### [Recorded data]
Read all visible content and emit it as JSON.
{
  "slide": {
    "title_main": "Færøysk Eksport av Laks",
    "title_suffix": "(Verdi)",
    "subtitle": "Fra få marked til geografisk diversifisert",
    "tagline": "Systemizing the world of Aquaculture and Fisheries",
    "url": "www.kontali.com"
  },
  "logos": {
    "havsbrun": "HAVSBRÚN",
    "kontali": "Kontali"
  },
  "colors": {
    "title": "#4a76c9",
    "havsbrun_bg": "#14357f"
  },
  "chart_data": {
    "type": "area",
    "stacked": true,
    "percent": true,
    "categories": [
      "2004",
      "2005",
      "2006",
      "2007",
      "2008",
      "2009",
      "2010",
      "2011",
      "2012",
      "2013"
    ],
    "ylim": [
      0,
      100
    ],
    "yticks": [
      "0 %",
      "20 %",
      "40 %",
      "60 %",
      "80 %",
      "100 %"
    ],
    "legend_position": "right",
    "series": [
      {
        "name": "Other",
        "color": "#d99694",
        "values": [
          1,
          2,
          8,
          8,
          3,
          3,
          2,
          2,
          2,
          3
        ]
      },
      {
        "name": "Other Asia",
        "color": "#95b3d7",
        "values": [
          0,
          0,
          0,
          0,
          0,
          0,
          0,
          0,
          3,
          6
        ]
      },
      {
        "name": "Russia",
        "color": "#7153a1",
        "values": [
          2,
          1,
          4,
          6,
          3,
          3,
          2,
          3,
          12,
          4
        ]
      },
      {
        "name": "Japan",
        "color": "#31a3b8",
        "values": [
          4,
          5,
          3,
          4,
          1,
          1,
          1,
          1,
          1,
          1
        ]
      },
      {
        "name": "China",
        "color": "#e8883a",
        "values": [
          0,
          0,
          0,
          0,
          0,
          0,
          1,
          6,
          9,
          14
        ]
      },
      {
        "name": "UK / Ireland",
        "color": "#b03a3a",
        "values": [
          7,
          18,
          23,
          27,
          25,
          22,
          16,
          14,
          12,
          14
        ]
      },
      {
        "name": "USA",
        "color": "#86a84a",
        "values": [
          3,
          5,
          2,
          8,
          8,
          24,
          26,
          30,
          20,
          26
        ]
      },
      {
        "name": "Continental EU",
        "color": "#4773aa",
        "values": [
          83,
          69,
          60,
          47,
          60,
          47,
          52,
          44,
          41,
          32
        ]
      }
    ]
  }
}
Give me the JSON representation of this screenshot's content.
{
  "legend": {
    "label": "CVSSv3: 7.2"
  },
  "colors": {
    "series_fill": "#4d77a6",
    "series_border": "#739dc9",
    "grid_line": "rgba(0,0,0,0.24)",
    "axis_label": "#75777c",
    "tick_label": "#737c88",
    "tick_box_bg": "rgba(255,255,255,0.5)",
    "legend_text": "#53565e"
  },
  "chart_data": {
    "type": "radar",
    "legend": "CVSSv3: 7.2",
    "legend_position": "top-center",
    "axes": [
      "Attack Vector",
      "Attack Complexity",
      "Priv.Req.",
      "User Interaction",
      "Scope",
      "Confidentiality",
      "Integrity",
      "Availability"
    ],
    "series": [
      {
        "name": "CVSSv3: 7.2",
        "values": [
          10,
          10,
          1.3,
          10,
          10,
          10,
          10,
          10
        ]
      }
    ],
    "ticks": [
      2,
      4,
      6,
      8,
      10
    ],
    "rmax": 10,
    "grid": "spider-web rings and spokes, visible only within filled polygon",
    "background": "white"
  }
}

### [Required task]
Extract the data in full. Keep it word for word.

### [The response]
Read all visible content and emit it as JSON.
{
  "slide": {
    "title_main": "Færøysk Eksport av Laks",
    "title_suffix": "(Verdi)",
    "subtitle": "Fra få marked til geografisk diversifisert",
    "tagline": "Systemizing the world of Aquaculture and Fisheries",
    "url": "www.kontali.com"
  },
  "logos": {
    "havsbrun": "HAVSBRÚN",
    "kontali": "Kontali"
  },
  "colors": {
    "title": "#4a76c9",
    "havsbrun_bg": "#14357f"
  },
  "chart_data": {
    "type": "area",
    "stacked": true,
    "percent": true,
    "categories": [
      "2004",
      "2005",
      "2006",
      "2007",
      "2008",
      "2009",
      "2010",
      "2011",
      "2012",
      "2013"
    ],
    "ylim": [
      0,
      100
    ],
    "yticks": [
      "0 %",
      "20 %",
      "40 %",
      "60 %",
      "80 %",
      "100 %"
    ],
    "legend_position": "right",
    "series": [
      {
        "name": "Other",
        "color": "#d99694",
        "values": [
          1,
          2,
          8,
          8,
          3,
          3,
          2,
          2,
          2,
          3
        ]
      },
      {
        "name": "Other Asia",
        "color": "#95b3d7",
        "values": [
          0,
          0,
          0,
          0,
          0,
          0,
          0,
          0,
          3,
          6
        ]
      },
      {
        "name": "Russia",
        "color": "#7153a1",
        "values": [
          2,
          1,
          4,
          6,
          3,
          3,
          2,
          3,
          12,
          4
        ]
      },
      {
        "name": "Japan",
        "color": "#31a3b8",
        "values": [
          4,
          5,
          3,
          4,
          1,
          1,
          1,
          1,
          1,
          1
        ]
      },
      {
        "name": "China",
        "color": "#e8883a",
        "values": [
          0,
          0,
          0,
          0,
          0,
          0,
          1,
          6,
          9,
          14
        ]
      },
      {
        "name": "UK / Ireland",
        "color": "#b03a3a",
        "values": [
          7,
          18,
          23,
          27,
          25,
          22,
          16,
          14,
          12,
          14
        ]
      },
      {
        "name": "USA",
        "color": "#86a84a",
        "values": [
          3,
          5,
          2,
          8,
          8,
          24,
          26,
          30,
          20,
          26
        ]
      },
      {
        "name": "Continental EU",
        "color": "#4773aa",
        "values": [
          83,
          69,
          60,
          47,
          60,
          47,
          52,
          44,
          41,
          32
        ]
      }
    ]
  }
}
Give me the JSON representation of this screenshot's content.
{
  "legend": {
    "label": "CVSSv3: 7.2"
  },
  "colors": {
    "series_fill": "#4d77a6",
    "series_border": "#739dc9",
    "grid_line": "rgba(0,0,0,0.24)",
    "axis_label": "#75777c",
    "tick_label": "#737c88",
    "tick_box_bg": "rgba(255,255,255,0.5)",
    "legend_text": "#53565e"
  },
  "chart_data": {
    "type": "radar",
    "legend": "CVSSv3: 7.2",
    "legend_position": "top-center",
    "axes": [
      "Attack Vector",
      "Attack Complexity",
      "Priv.Req.",
      "User Interaction",
      "Scope",
      "Confidentiality",
      "Integrity",
      "Availability"
    ],
    "series": [
      {
        "name": "CVSSv3: 7.2",
        "values": [
          10,
          10,
          1.3,
          10,
          10,
          10,
          10,
          10
        ]
      }
    ],
    "ticks": [
      2,
      4,
      6,
      8,
      10
    ],
    "rmax": 10,
    "grid": "spider-web rings and spokes, visible only within filled polygon",
    "background": "white"
  }
}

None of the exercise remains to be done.